[Rows from a dataset]
════
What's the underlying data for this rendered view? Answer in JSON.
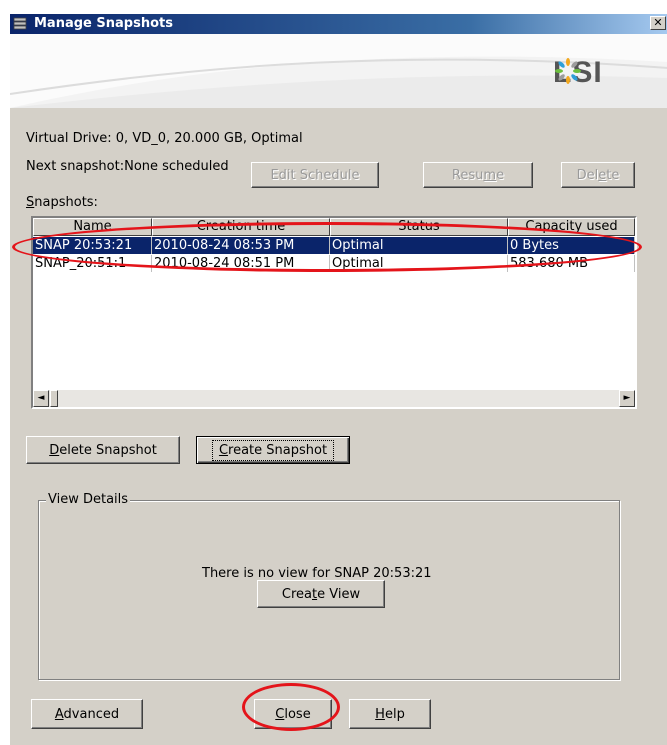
{
  "window": {
    "title": "Manage Snapshots",
    "close_glyph": "✕"
  },
  "banner": {
    "logo_text": "LSI",
    "logo_mark_colors": [
      "#6cbf3f",
      "#2d9fd8",
      "#f2a81d",
      "#9c9c9c"
    ]
  },
  "info": {
    "virtual_drive": "Virtual Drive: 0, VD_0, 20.000 GB, Optimal",
    "next_snapshot": "Next snapshot:None scheduled"
  },
  "schedule_buttons": {
    "edit_schedule": "Edit Schedule",
    "resume_pre": "Resu",
    "resume_u": "m",
    "resume_post": "e",
    "delete_pre": "Del",
    "delete_u": "e",
    "delete_post": "te"
  },
  "snapshots_label": {
    "u": "S",
    "rest": "napshots:"
  },
  "table": {
    "columns": [
      "Name",
      "Creation time",
      "Status",
      "Capacity used"
    ],
    "rows": [
      {
        "name": "SNAP 20:53:21",
        "created": "2010-08-24 08:53 PM",
        "status": "Optimal",
        "capacity": "0 Bytes",
        "selected": true
      },
      {
        "name": "SNAP_20:51:1",
        "created": "2010-08-24 08:51 PM",
        "status": "Optimal",
        "capacity": "583.680 MB",
        "selected": false
      }
    ],
    "scroll_left_glyph": "◄",
    "scroll_right_glyph": "►"
  },
  "actions": {
    "delete_snapshot_u": "D",
    "delete_snapshot_rest": "elete Snapshot",
    "create_snapshot_u": "C",
    "create_snapshot_rest": "reate Snapshot"
  },
  "view_details": {
    "legend": "View Details",
    "message": "There is no view for SNAP 20:53:21",
    "create_view_pre": "Crea",
    "create_view_u": "t",
    "create_view_post": "e View"
  },
  "footer": {
    "advanced_u": "A",
    "advanced_rest": "dvanced",
    "close_u": "C",
    "close_rest": "lose",
    "help_u": "H",
    "help_rest": "elp"
  },
  "annotation_color": "#e4141a",
  "colors": {
    "selection": "#0a246a",
    "dialog": "#d4d0c8"
  }
}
════
• Task brief
Without including any picture, retype the entries exactly.

• Correct answer
What's the underlying data for this rendered view? Answer in JSON.
{
  "window": {
    "title": "Manage Snapshots",
    "close_glyph": "✕"
  },
  "banner": {
    "logo_text": "LSI",
    "logo_mark_colors": [
      "#6cbf3f",
      "#2d9fd8",
      "#f2a81d",
      "#9c9c9c"
    ]
  },
  "info": {
    "virtual_drive": "Virtual Drive: 0, VD_0, 20.000 GB, Optimal",
    "next_snapshot": "Next snapshot:None scheduled"
  },
  "schedule_buttons": {
    "edit_schedule": "Edit Schedule",
    "resume_pre": "Resu",
    "resume_u": "m",
    "resume_post": "e",
    "delete_pre": "Del",
    "delete_u": "e",
    "delete_post": "te"
  },
  "snapshots_label": {
    "u": "S",
    "rest": "napshots:"
  },
  "table": {
    "columns": [
      "Name",
      "Creation time",
      "Status",
      "Capacity used"
    ],
    "rows": [
      {
        "name": "SNAP 20:53:21",
        "created": "2010-08-24 08:53 PM",
        "status": "Optimal",
        "capacity": "0 Bytes",
        "selected": true
      },
      {
        "name": "SNAP_20:51:1",
        "created": "2010-08-24 08:51 PM",
        "status": "Optimal",
        "capacity": "583.680 MB",
        "selected": false
      }
    ],
    "scroll_left_glyph": "◄",
    "scroll_right_glyph": "►"
  },
  "actions": {
    "delete_snapshot_u": "D",
    "delete_snapshot_rest": "elete Snapshot",
    "create_snapshot_u": "C",
    "create_snapshot_rest": "reate Snapshot"
  },
  "view_details": {
    "legend": "View Details",
    "message": "There is no view for SNAP 20:53:21",
    "create_view_pre": "Crea",
    "create_view_u": "t",
    "create_view_post": "e View"
  },
  "footer": {
    "advanced_u": "A",
    "advanced_rest": "dvanced",
    "close_u": "C",
    "close_rest": "lose",
    "help_u": "H",
    "help_rest": "elp"
  },
  "annotation_color": "#e4141a",
  "colors": {
    "selection": "#0a246a",
    "dialog": "#d4d0c8"
  }
}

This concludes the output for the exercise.